▶ **WORK INSTRUCTIONS**
From the listing below, extract each line containing the string "JSON".

▶ **ENTRIES PROVIDED**
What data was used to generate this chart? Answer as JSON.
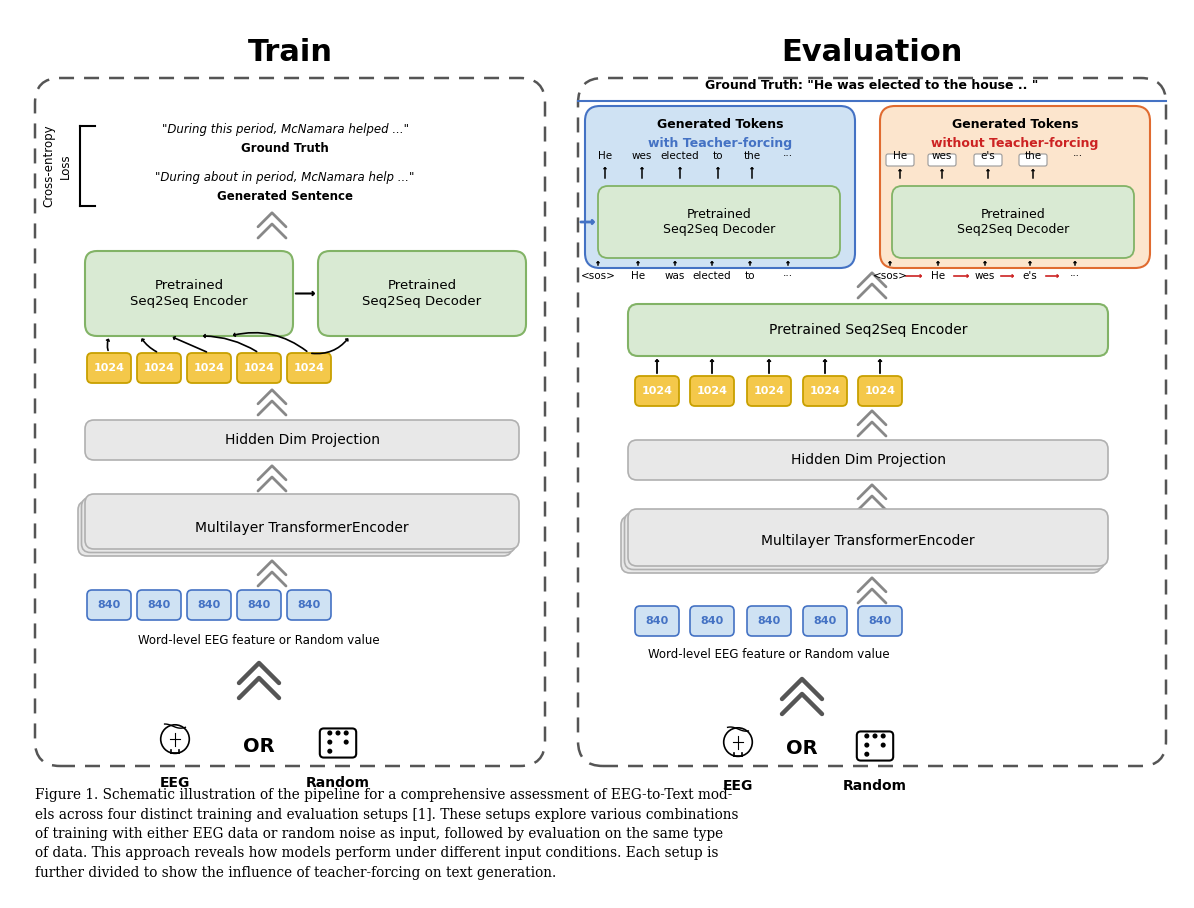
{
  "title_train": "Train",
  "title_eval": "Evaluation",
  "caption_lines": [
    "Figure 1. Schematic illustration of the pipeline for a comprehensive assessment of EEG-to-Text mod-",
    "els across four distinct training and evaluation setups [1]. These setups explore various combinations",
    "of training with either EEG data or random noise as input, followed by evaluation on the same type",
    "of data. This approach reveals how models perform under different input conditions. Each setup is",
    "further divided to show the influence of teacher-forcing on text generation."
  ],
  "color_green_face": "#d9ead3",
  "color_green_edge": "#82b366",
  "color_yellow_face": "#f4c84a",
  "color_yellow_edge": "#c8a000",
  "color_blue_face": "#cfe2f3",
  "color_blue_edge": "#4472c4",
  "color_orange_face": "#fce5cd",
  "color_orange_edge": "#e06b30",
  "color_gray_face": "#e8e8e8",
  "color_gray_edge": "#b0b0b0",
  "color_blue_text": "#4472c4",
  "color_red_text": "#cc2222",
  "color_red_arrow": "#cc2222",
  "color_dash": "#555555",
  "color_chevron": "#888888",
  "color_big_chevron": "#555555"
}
==
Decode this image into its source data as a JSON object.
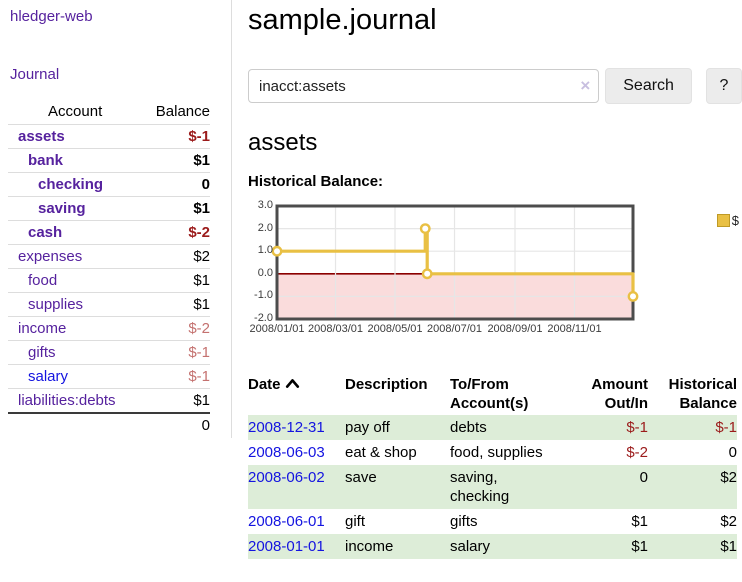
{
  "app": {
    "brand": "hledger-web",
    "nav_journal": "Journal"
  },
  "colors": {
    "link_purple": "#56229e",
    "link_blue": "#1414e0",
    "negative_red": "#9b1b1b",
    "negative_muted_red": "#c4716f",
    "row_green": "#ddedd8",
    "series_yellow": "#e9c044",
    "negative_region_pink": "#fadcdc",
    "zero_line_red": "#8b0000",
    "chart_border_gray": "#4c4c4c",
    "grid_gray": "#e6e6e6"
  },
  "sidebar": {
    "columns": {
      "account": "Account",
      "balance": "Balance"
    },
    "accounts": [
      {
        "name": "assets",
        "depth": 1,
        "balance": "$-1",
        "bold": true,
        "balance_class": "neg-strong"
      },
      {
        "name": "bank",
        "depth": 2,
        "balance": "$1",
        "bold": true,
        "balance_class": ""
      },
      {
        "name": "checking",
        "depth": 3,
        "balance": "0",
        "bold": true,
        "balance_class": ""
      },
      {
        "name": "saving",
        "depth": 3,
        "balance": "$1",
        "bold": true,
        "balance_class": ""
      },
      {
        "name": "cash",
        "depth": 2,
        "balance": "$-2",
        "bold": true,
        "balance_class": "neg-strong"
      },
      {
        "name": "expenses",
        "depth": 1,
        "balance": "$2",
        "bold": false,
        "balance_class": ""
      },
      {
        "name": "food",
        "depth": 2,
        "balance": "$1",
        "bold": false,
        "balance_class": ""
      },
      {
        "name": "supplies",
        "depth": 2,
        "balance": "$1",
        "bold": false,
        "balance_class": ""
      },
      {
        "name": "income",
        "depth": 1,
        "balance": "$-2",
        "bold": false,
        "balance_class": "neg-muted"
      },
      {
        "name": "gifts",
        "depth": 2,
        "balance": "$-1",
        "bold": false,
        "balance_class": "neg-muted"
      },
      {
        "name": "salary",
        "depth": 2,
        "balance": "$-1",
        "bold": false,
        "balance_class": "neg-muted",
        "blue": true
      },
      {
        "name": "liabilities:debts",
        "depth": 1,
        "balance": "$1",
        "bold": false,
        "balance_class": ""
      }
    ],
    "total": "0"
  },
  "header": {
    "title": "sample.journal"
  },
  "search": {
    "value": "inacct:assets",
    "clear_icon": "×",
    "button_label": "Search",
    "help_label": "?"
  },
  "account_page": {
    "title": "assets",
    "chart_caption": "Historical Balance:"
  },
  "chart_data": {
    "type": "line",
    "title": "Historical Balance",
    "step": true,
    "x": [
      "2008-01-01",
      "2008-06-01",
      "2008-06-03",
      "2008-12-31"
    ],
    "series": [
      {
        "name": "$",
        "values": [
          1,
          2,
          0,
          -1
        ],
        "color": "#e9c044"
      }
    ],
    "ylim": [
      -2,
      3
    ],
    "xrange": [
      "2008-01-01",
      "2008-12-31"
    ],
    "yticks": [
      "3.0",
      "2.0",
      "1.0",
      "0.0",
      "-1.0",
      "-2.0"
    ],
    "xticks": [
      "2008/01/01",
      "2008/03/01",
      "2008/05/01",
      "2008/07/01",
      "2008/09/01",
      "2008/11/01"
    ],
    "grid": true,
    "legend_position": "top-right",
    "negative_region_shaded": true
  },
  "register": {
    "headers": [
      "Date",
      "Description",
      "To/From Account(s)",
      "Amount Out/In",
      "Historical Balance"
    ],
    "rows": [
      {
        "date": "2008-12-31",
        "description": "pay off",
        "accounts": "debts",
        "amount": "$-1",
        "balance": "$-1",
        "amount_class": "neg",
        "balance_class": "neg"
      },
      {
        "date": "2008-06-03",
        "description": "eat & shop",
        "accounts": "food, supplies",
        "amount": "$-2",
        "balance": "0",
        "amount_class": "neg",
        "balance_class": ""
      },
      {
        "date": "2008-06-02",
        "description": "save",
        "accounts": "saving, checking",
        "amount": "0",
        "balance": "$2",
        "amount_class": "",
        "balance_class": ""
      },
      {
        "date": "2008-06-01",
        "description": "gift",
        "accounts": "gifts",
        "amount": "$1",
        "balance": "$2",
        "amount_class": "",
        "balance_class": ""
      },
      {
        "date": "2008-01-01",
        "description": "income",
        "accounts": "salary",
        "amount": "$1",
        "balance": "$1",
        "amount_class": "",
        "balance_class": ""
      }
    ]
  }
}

▶ **COMPLETE OUTPUT**
What data was used to generate this chart? Answer as JSON.
Decode this image into its source data as a JSON object.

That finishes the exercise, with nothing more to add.